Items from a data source
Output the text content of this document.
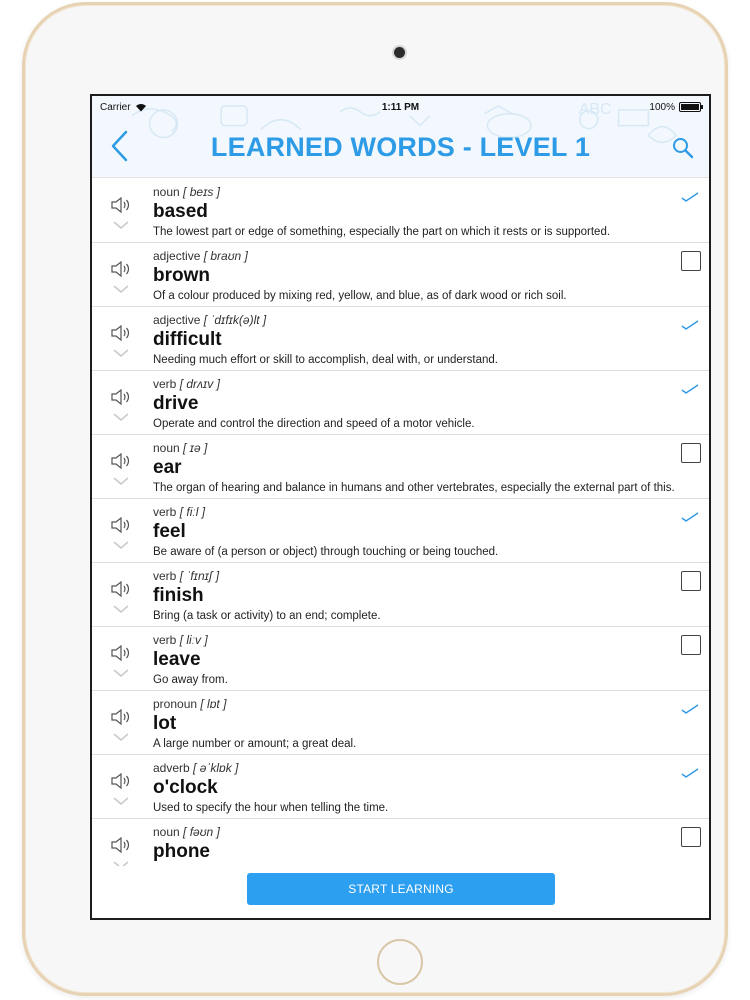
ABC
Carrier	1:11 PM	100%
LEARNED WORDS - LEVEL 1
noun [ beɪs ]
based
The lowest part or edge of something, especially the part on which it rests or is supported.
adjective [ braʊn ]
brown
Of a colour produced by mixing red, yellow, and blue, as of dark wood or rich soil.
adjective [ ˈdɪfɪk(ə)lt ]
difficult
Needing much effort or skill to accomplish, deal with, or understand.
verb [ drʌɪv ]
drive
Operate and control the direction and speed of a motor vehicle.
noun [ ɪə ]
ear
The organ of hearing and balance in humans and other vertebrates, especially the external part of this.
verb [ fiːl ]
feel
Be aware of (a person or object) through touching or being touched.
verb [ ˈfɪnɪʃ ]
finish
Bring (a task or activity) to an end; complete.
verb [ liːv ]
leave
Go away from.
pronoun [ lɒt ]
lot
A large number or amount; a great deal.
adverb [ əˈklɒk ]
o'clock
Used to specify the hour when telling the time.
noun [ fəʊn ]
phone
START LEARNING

TASK GOAL: Quote the entries above word for word. Leave the images out.

ANSWER IN FULL:
Output the text content of this document.
ABC
Carrier	1:11 PM	100%
LEARNED WORDS - LEVEL 1
noun [ beɪs ]
based
The lowest part or edge of something, especially the part on which it rests or is supported.
adjective [ braʊn ]
brown
Of a colour produced by mixing red, yellow, and blue, as of dark wood or rich soil.
adjective [ ˈdɪfɪk(ə)lt ]
difficult
Needing much effort or skill to accomplish, deal with, or understand.
verb [ drʌɪv ]
drive
Operate and control the direction and speed of a motor vehicle.
noun [ ɪə ]
ear
The organ of hearing and balance in humans and other vertebrates, especially the external part of this.
verb [ fiːl ]
feel
Be aware of (a person or object) through touching or being touched.
verb [ ˈfɪnɪʃ ]
finish
Bring (a task or activity) to an end; complete.
verb [ liːv ]
leave
Go away from.
pronoun [ lɒt ]
lot
A large number or amount; a great deal.
adverb [ əˈklɒk ]
o'clock
Used to specify the hour when telling the time.
noun [ fəʊn ]
phone
START LEARNING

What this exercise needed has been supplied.